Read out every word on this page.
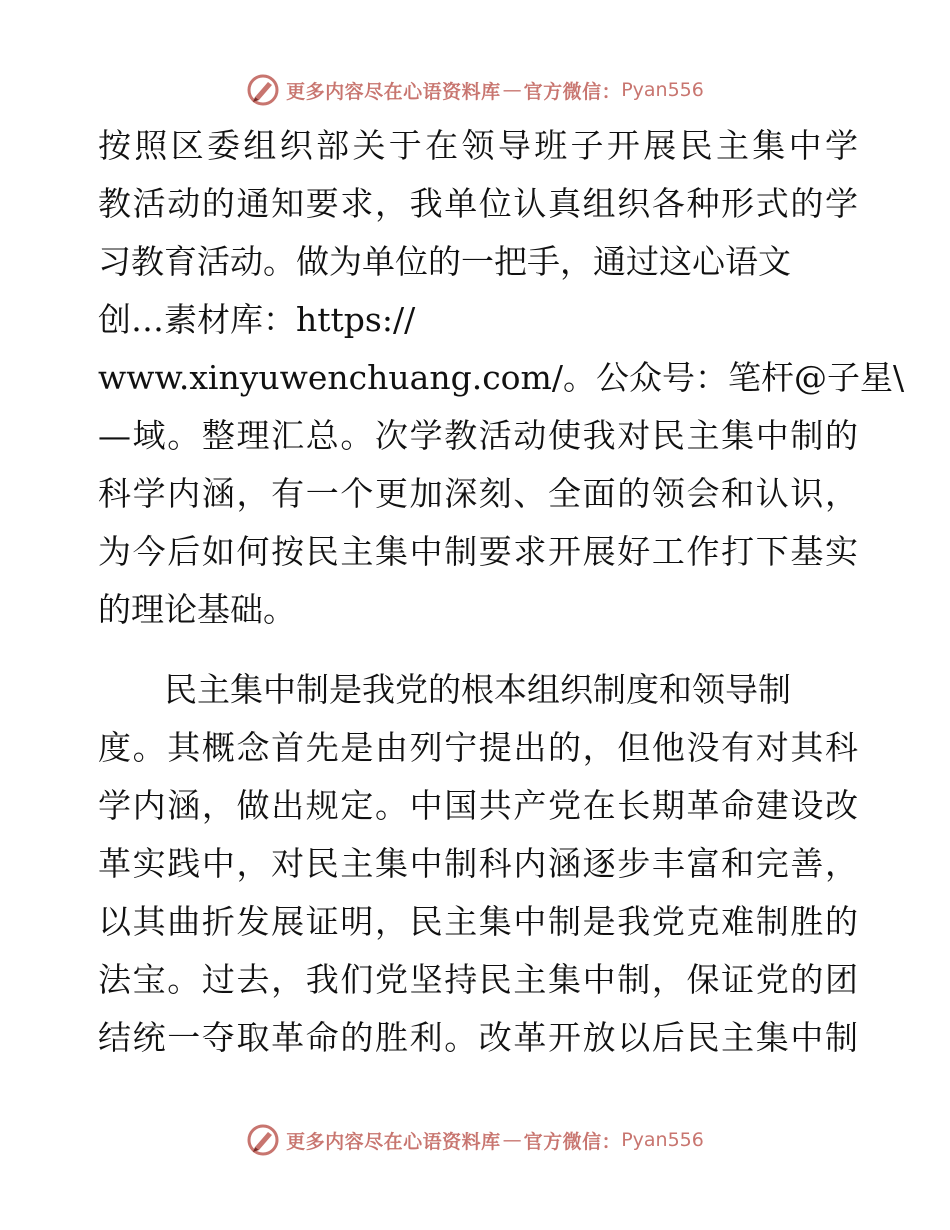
更多内容尽在心语资料库 — 官方微信： Pyan556
按照区委组织部关于在领导班子开展民主集中学
教活动的通知要求，我单位认真组织各种形式的学
习教育活动。做为单位的一把手，通过这心语文
创…素材库：https://
www.xinyuwenchuang.com/。公众号：笔杆@子星\
—域。整理汇总。次学教活动使我对民主集中制的
科学内涵，有一个更加深刻、全面的领会和认识，
为今后如何按民主集中制要求开展好工作打下基实
的理论基础。
　　民主集中制是我党的根本组织制度和领导制
度。其概念首先是由列宁提出的，但他没有对其科
学内涵，做出规定。中国共产党在长期革命建设改
革实践中，对民主集中制科内涵逐步丰富和完善，
以其曲折发展证明，民主集中制是我党克难制胜的
法宝。过去，我们党坚持民主集中制，保证党的团
结统一夺取革命的胜利。改革开放以后民主集中制
更多内容尽在心语资料库 — 官方微信： Pyan556
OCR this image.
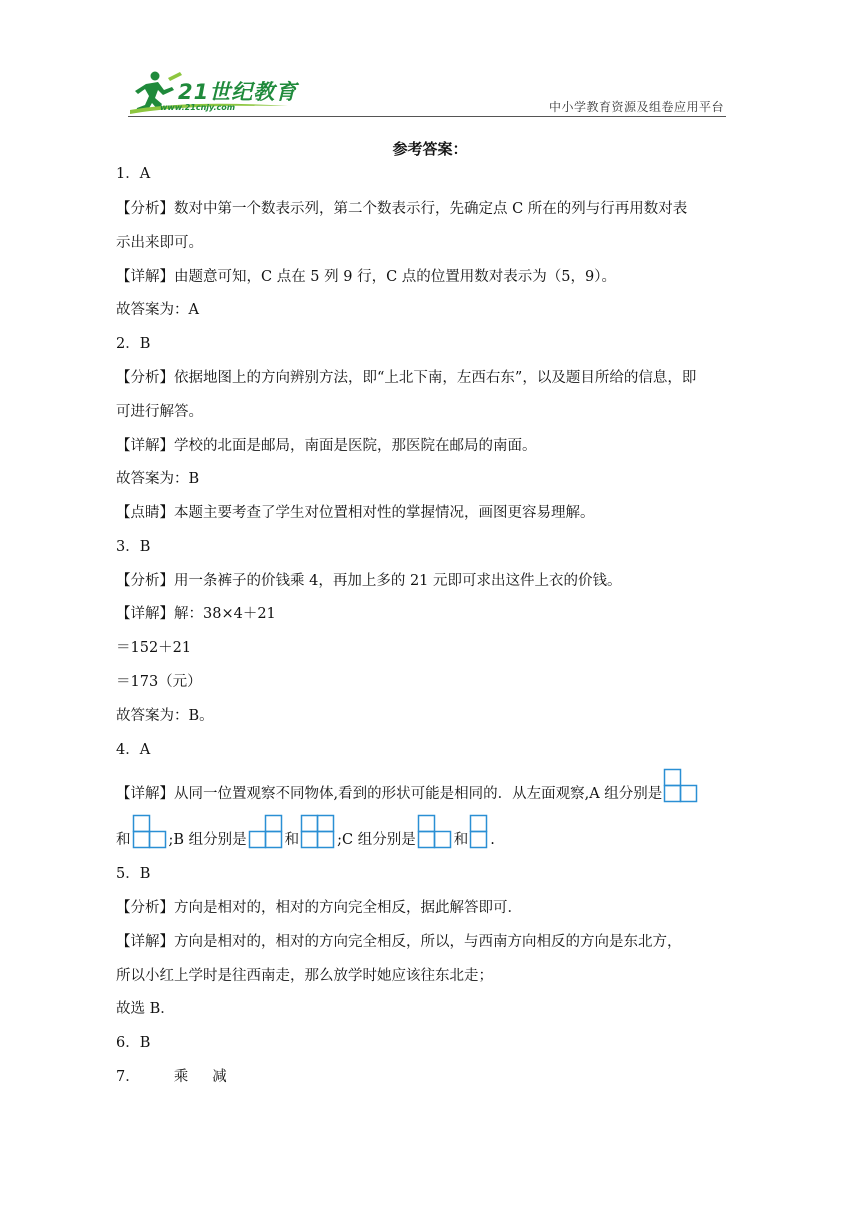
21世纪教育
www.21cnjy.com	中小学教育资源及组卷应用平台
参考答案：
1．A
【分析】数对中第一个数表示列，第二个数表示行，先确定点 C 所在的列与行再用数对表
示出来即可。
【详解】由题意可知，C 点在 5 列 9 行，C 点的位置用数对表示为（5，9）。
故答案为：A
2．B
【分析】依据地图上的方向辨别方法，即“上北下南，左西右东”，以及题目所给的信息，即
可进行解答。
【详解】学校的北面是邮局，南面是医院，那医院在邮局的南面。
故答案为：B
【点睛】本题主要考查了学生对位置相对性的掌握情况，画图更容易理解。
3．B
【分析】用一条裤子的价钱乘 4，再加上多的 21 元即可求出这件上衣的价钱。
【详解】解：38×4＋21
＝152＋21
＝173（元）
故答案为：B。
4．A
【详解】从同一位置观察不同物体,看到的形状可能是相同的．从左面观察,A 组分别是
和	;B 组分别是	和	;C 组分别是	和 .
5．B
【分析】方向是相对的，相对的方向完全相反，据此解答即可．
【详解】方向是相对的，相对的方向完全相反，所以，与西南方向相反的方向是东北方，
所以小红上学时是往西南走，那么放学时她应该往东北走；
故选 B．
6．B
7． 乘 减
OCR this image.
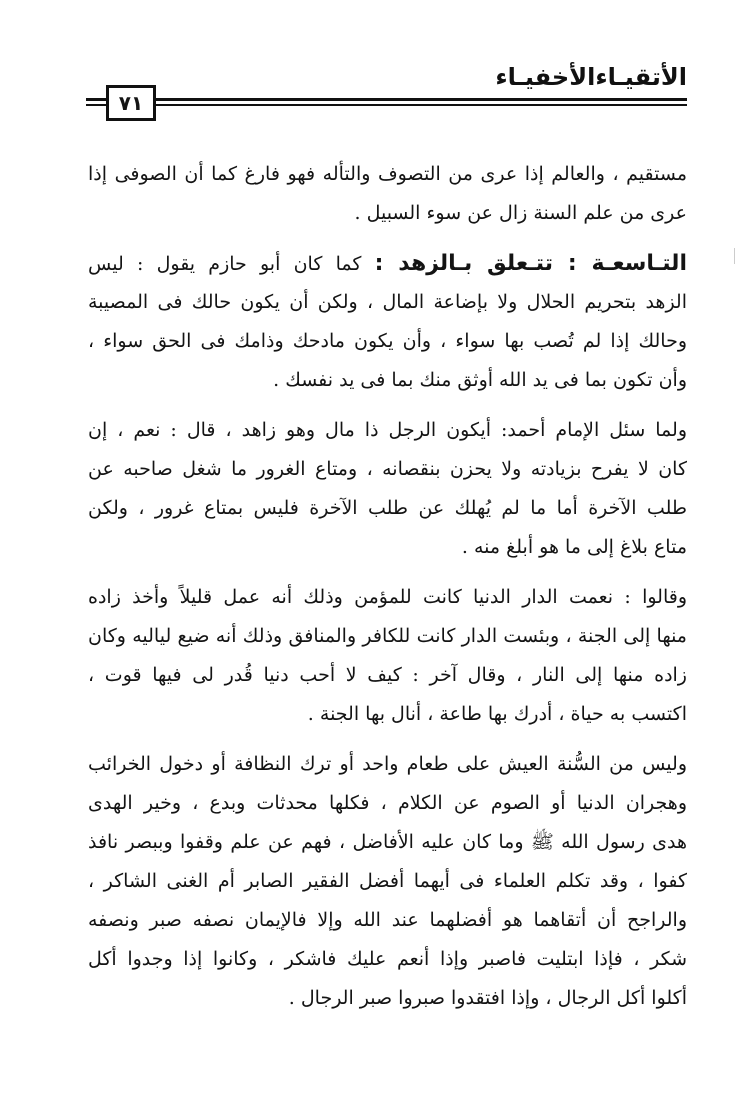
الأتقيـاءالأخفيـاء
٧١
مستقيم ، والعالم إذا عرى من التصوف والتأله فهو فارغ كما أن الصوفى إذا
عرى من علم السنة زال عن سوء السبيل .
التـاسعـة : تتـعلق بـالزهد : كما كان أبو حازم يقول : ليس
الزهد بتحريم الحلال ولا بإضاعة المال ، ولكن أن يكون حالك فى المصيبة
وحالك إذا لم تُصب بها سواء ، وأن يكون مادحك وذامك فى الحق سواء ،
وأن تكون بما فى يد الله أوثق منك بما فى يد نفسك .
ولما سئل الإمام أحمد: أيكون الرجل ذا مال وهو زاهد ، قال : نعم ، إن
كان لا يفرح بزيادته ولا يحزن بنقصانه ، ومتاع الغرور ما شغل صاحبه عن
طلب الآخرة أما ما لم يُهلك عن طلب الآخرة فليس بمتاع غرور ، ولكن
متاع بلاغ إلى ما هو أبلغ منه .
وقالوا : نعمت الدار الدنيا كانت للمؤمن وذلك أنه عمل قليلاً وأخذ زاده
منها إلى الجنة ، وبئست الدار كانت للكافر والمنافق وذلك أنه ضيع لياليه وكان
زاده منها إلى النار ، وقال آخر : كيف لا أحب دنيا قُدر لى فيها قوت ،
اكتسب به حياة ، أدرك بها طاعة ، أنال بها الجنة .
وليس من السُّنة العيش على طعام واحد أو ترك النظافة أو دخول الخرائب
وهجران الدنيا أو الصوم عن الكلام ، فكلها محدثات وبدع ، وخير الهدى
هدى رسول الله ﷺ وما كان عليه الأفاضل ، فهم عن علم وقفوا وببصر نافذ
كفوا ، وقد تكلم العلماء فى أيهما أفضل الفقير الصابر أم الغنى الشاكر ،
والراجح أن أتقاهما هو أفضلهما عند الله وإلا فالإيمان نصفه صبر ونصفه
شكر ، فإذا ابتليت فاصبر وإذا أنعم عليك فاشكر ، وكانوا إذا وجدوا أكل
أكلوا أكل الرجال ، وإذا افتقدوا صبروا صبر الرجال .
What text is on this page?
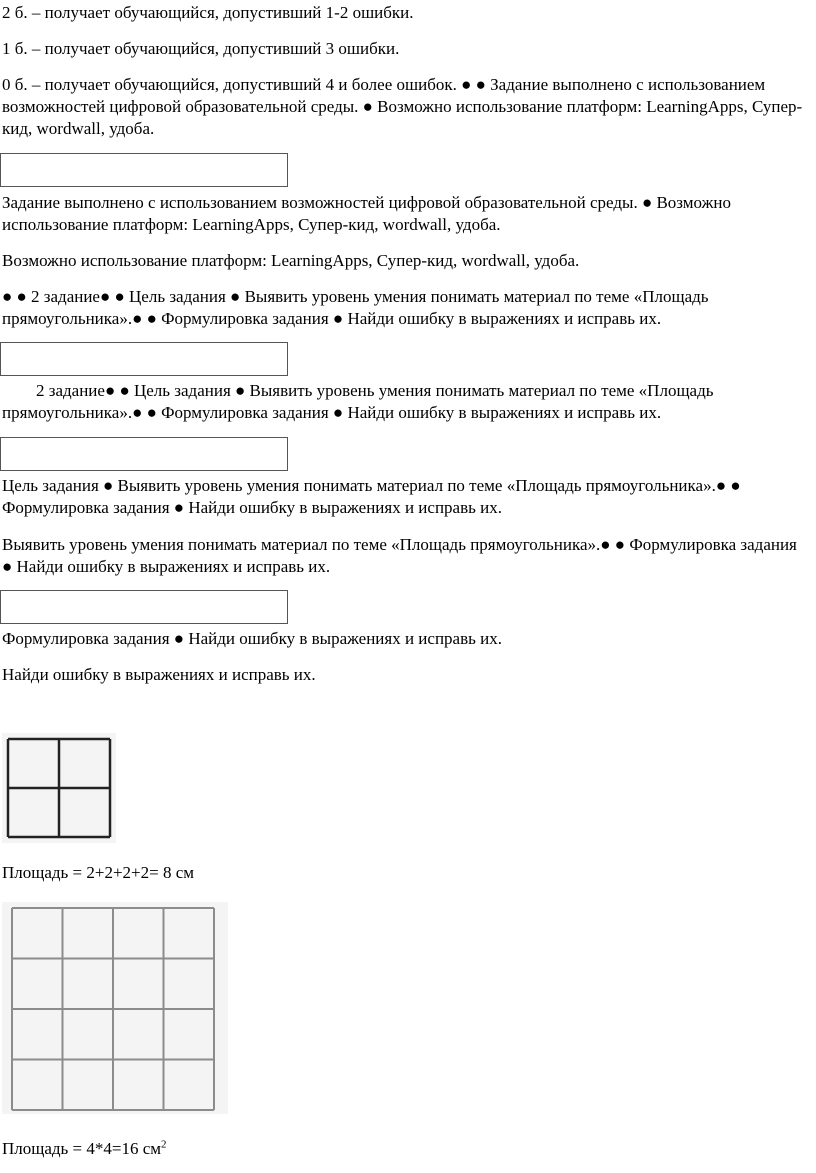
2 б. – получает обучающийся, допустивший 1-2 ошибки.

1 б. – получает обучающийся, допустивший 3 ошибки.

0 б. – получает обучающийся, допустивший 4 и более ошибок. ● ● Задание выполнено с использованием возможностей цифровой образовательной среды. ● Возможно использование платформ: LearningApps, Супер-кид, wordwall, удоба.

Задание выполнено с использованием возможностей цифровой образовательной среды. ● Возможно использование платформ: LearningApps, Супер-кид, wordwall, удоба.

Возможно использование платформ: LearningApps, Супер-кид, wordwall, удоба.

● ● 2 задание● ● Цель задания ● Выявить уровень умения понимать материал по теме «Площадь прямоугольника».● ● Формулировка задания ● Найди ошибку в выражениях и исправь их.

2 задание● ● Цель задания ● Выявить уровень умения понимать материал по теме «Площадь прямоугольника».● ● Формулировка задания ● Найди ошибку в выражениях и исправь их.

Цель задания ● Выявить уровень умения понимать материал по теме «Площадь прямоугольника».● ● Формулировка задания ● Найди ошибку в выражениях и исправь их.

Выявить уровень умения понимать материал по теме «Площадь прямоугольника».● ● Формулировка задания ● Найди ошибку в выражениях и исправь их.

Формулировка задания ● Найди ошибку в выражениях и исправь их.

Найди ошибку в выражениях и исправь их.

Площадь = 2+2+2+2= 8 см

Площадь = 4*4=16 $см^2$
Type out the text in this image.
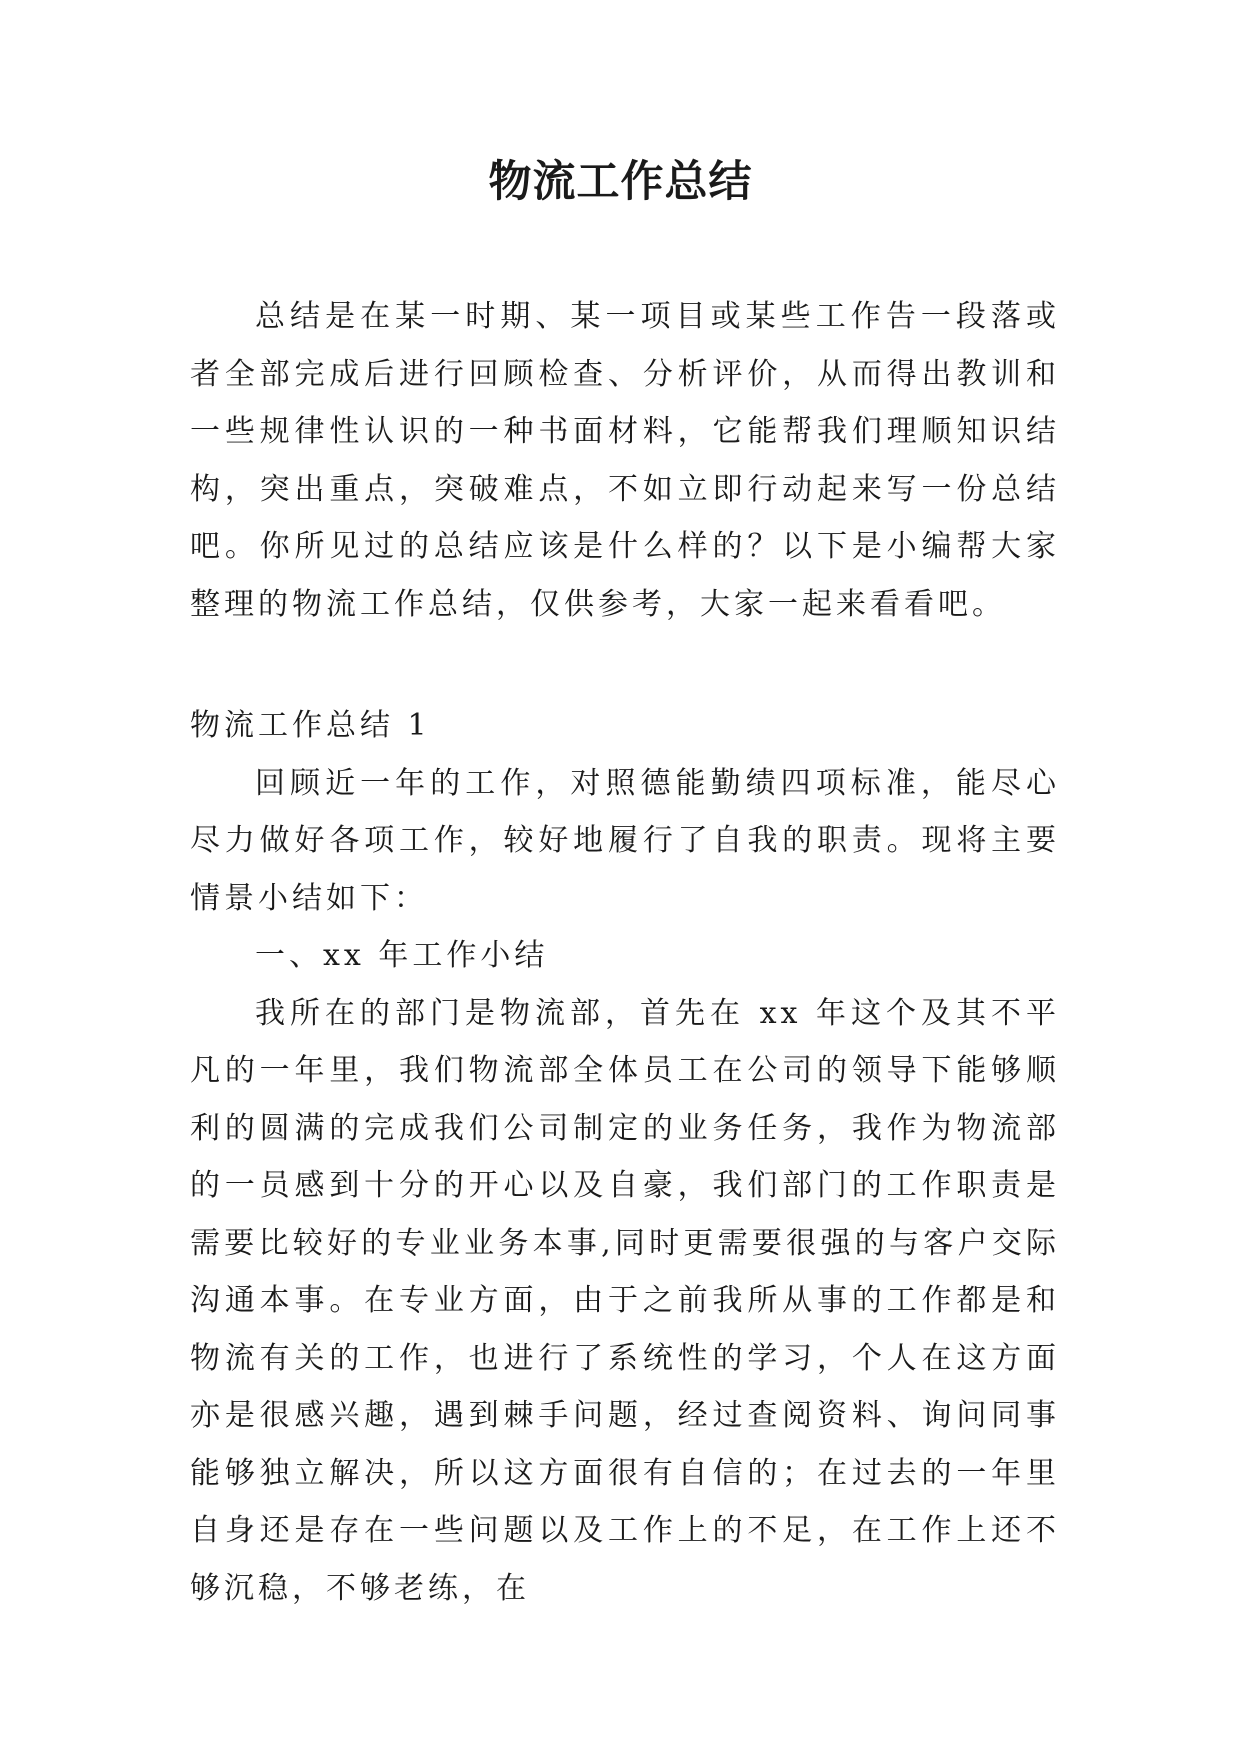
物流工作总结

总结是在某一时期、某一项目或某些工作告一段落或者全部完成后进行回顾检查、分析评价，从而得出教训和一些规律性认识的一种书面材料，它能帮我们理顺知识结构，突出重点，突破难点，不如立即行动起来写一份总结吧。你所见过的总结应该是什么样的？以下是小编帮大家整理的物流工作总结，仅供参考，大家一起来看看吧。

物流工作总结 1

回顾近一年的工作，对照德能勤绩四项标准，能尽心尽力做好各项工作，较好地履行了自我的职责。现将主要情景小结如下：

一、xx 年工作小结

我所在的部门是物流部，首先在 xx 年这个及其不平凡的一年里，我们物流部全体员工在公司的领导下能够顺利的圆满的完成我们公司制定的业务任务，我作为物流部的一员感到十分的开心以及自豪，我们部门的工作职责是需要比较好的专业业务本事,同时更需要很强的与客户交际沟通本事。在专业方面，由于之前我所从事的工作都是和物流有关的工作，也进行了系统性的学习，个人在这方面亦是很感兴趣，遇到棘手问题，经过查阅资料、询问同事能够独立解决，所以这方面很有自信的；在过去的一年里自身还是存在一些问题以及工作上的不足，在工作上还不够沉稳，不够老练，在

**What to work on**
Identify each line of the material where the word "удоба" shows up, and copy it.

**The completed task**
0 б. – получает обучающийся, допустивший 4 и более ошибок. ● ● Задание выполнено с использованием возможностей цифровой образовательной среды. ● Возможно использование платформ: LearningApps, Супер-кид, wordwall, удоба.
Задание выполнено с использованием возможностей цифровой образовательной среды. ● Возможно использование платформ: LearningApps, Супер-кид, wordwall, удоба.
Возможно использование платформ: LearningApps, Супер-кид, wordwall, удоба.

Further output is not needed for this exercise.